● **Task**:
From the listing, collect all lines containing the word "page".

(begin)

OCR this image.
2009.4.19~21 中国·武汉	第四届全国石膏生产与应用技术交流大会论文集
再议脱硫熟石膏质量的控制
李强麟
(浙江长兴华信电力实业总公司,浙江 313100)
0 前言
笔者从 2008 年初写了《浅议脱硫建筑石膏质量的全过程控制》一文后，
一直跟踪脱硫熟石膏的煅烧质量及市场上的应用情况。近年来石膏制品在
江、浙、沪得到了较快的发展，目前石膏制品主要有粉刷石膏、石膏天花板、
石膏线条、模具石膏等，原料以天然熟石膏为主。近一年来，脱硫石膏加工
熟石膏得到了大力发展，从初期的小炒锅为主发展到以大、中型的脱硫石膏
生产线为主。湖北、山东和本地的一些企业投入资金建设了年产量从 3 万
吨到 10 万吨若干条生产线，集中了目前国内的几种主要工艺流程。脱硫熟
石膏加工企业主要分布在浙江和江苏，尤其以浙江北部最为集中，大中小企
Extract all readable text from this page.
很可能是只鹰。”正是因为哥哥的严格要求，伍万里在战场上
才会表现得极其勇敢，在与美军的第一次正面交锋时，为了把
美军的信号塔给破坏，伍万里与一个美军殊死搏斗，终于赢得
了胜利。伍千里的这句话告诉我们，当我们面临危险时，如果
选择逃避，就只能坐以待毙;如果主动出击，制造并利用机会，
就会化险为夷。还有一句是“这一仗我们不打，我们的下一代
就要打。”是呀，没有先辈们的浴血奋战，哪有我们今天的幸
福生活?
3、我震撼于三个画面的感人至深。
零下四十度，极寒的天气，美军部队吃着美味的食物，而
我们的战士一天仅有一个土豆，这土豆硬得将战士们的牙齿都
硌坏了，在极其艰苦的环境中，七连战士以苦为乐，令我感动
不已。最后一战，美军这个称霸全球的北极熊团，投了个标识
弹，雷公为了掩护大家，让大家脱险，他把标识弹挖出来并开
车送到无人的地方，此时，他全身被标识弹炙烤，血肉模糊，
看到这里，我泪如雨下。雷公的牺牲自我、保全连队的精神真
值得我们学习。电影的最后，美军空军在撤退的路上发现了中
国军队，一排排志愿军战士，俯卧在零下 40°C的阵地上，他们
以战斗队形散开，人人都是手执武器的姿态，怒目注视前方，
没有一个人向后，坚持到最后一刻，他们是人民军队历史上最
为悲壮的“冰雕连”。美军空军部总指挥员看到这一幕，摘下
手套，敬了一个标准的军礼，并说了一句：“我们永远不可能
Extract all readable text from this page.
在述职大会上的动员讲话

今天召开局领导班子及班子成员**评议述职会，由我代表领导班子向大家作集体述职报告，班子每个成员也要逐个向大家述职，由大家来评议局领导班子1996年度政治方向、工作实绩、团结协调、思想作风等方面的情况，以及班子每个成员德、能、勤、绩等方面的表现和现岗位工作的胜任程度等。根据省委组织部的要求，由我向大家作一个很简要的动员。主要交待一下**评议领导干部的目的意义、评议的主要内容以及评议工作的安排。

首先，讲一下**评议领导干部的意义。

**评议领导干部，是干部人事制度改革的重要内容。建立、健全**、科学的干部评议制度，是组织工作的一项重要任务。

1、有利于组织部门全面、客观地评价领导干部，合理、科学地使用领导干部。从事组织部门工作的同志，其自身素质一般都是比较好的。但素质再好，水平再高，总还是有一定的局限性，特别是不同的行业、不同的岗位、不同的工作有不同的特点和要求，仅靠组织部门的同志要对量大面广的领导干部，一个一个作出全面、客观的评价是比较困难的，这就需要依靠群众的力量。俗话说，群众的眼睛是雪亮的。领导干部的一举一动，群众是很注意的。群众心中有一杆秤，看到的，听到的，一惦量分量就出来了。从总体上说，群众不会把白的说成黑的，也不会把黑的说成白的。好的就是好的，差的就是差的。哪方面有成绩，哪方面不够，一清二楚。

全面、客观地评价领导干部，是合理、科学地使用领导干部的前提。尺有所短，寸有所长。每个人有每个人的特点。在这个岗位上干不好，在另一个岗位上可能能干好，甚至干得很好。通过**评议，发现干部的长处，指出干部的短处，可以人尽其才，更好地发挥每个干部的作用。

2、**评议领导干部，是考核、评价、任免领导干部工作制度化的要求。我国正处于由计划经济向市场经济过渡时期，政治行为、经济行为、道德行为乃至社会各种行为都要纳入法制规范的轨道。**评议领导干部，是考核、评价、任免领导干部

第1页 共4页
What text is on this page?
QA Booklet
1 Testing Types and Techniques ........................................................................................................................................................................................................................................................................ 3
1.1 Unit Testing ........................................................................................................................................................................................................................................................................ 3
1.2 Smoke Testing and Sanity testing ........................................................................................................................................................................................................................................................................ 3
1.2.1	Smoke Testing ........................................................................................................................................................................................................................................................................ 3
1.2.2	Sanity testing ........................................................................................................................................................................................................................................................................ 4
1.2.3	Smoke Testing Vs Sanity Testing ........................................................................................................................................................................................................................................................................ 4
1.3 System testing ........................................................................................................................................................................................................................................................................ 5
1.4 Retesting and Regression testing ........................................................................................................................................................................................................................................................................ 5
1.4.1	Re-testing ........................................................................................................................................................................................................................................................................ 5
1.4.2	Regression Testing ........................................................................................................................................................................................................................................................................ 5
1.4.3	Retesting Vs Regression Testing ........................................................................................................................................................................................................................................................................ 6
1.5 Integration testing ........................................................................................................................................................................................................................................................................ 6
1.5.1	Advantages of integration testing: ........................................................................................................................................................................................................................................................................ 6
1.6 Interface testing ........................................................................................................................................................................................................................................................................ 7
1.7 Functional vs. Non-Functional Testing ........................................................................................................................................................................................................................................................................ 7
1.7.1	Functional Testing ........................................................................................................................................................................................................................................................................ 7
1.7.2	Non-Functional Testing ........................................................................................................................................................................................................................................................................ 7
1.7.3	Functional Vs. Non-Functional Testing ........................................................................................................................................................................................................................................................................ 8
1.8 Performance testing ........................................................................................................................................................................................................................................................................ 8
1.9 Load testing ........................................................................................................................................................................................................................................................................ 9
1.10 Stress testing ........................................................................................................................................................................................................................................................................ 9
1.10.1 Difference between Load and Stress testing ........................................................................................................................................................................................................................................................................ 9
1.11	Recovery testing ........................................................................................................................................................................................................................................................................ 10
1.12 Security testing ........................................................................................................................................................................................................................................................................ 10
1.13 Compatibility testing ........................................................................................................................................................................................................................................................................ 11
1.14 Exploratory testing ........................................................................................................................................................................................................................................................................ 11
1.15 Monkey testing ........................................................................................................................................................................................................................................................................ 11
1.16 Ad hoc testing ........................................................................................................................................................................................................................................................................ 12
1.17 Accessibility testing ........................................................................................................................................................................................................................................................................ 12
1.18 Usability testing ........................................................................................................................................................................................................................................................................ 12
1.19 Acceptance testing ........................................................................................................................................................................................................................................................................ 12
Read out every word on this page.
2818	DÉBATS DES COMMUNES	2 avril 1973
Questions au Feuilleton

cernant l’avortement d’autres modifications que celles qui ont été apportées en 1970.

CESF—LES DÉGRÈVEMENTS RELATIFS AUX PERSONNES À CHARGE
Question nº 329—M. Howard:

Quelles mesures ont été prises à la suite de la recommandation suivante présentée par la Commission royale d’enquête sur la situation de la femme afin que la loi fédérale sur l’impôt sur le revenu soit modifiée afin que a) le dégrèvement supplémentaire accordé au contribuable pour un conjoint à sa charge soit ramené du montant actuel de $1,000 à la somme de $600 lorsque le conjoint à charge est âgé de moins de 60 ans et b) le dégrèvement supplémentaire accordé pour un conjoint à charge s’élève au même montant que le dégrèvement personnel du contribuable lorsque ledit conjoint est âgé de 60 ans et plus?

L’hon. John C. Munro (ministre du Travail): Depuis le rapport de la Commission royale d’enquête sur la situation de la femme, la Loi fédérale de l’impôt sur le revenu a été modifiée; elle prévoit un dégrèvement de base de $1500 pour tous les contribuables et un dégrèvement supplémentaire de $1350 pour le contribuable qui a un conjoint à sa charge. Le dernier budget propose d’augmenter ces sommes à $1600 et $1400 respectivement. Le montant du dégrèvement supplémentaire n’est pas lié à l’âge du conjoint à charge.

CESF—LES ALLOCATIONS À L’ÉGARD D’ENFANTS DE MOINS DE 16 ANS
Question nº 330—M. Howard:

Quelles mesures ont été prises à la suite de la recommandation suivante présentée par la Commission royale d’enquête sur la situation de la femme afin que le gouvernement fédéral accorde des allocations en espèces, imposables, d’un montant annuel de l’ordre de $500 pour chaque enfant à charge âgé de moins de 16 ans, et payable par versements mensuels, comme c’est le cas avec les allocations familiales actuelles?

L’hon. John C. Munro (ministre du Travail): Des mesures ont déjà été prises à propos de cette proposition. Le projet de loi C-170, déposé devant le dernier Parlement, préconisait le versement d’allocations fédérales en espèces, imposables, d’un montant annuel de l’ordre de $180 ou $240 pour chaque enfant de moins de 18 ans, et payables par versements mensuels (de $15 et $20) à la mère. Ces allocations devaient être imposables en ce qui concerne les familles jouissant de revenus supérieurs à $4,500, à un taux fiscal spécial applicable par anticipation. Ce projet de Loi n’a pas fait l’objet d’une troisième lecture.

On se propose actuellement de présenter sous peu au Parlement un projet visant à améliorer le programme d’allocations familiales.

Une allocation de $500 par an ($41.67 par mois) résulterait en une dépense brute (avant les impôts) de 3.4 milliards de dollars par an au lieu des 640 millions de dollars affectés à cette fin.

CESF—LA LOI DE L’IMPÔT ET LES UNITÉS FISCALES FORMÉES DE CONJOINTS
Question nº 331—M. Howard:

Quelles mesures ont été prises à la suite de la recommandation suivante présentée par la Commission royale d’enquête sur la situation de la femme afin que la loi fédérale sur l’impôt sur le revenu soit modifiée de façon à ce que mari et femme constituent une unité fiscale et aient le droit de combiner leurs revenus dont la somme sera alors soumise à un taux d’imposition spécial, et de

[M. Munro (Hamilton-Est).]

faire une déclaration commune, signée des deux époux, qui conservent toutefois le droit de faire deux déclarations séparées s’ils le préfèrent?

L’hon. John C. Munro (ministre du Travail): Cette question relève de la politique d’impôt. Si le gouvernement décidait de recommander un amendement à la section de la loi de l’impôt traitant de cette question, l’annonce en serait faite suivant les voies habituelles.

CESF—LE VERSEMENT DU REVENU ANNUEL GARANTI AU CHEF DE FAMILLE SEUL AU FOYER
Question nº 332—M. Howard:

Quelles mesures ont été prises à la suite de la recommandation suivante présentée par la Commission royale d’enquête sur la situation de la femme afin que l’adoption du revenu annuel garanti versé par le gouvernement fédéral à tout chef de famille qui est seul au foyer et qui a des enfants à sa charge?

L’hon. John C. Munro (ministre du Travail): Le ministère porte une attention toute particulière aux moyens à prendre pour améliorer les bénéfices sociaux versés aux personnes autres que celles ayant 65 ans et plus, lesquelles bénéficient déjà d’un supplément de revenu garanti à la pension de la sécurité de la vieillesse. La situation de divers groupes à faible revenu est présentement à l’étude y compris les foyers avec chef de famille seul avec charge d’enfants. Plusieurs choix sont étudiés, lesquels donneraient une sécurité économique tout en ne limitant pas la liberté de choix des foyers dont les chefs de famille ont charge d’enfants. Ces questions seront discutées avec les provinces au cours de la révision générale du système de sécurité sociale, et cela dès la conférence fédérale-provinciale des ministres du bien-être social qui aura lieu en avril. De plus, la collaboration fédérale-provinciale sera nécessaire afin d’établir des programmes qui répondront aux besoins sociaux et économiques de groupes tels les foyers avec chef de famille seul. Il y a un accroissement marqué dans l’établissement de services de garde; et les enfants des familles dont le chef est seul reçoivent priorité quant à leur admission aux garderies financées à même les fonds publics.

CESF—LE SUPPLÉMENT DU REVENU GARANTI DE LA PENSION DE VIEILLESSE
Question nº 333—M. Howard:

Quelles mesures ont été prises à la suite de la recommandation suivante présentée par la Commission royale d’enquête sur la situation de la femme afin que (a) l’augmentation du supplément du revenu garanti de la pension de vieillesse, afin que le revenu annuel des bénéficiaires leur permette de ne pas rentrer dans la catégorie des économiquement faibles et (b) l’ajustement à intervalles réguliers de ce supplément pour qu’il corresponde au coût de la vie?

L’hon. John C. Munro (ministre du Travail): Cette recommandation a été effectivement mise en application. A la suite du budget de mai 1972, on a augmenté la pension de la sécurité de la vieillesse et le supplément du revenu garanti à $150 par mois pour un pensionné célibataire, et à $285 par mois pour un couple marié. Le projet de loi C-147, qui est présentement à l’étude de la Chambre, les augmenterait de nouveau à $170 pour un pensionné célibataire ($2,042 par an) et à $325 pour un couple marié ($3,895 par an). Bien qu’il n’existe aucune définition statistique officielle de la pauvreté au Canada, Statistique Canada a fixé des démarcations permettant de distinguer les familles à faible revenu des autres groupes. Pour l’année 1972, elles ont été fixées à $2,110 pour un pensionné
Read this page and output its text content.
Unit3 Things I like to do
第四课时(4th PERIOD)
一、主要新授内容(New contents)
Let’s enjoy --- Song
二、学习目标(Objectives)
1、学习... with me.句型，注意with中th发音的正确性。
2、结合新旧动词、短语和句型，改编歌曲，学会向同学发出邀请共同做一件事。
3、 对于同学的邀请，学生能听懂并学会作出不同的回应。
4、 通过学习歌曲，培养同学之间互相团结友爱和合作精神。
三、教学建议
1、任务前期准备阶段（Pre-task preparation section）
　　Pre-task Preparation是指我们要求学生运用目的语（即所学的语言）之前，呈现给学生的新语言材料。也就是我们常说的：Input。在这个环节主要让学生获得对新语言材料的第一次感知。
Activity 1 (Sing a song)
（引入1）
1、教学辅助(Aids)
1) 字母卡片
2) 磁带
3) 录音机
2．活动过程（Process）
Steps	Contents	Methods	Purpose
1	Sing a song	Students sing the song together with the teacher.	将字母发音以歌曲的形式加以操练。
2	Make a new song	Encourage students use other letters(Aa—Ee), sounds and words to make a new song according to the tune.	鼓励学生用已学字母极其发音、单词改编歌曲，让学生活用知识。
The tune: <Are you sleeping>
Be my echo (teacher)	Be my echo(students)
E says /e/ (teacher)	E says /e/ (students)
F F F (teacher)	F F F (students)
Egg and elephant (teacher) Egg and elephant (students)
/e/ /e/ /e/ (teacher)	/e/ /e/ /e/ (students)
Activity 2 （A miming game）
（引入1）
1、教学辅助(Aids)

(end)

● **Completed exercise**:
Extract all readable text from this page.
Extract all readable text from this page.
What text is on this page?
Read out every word on this page.
Read this page and output its text content.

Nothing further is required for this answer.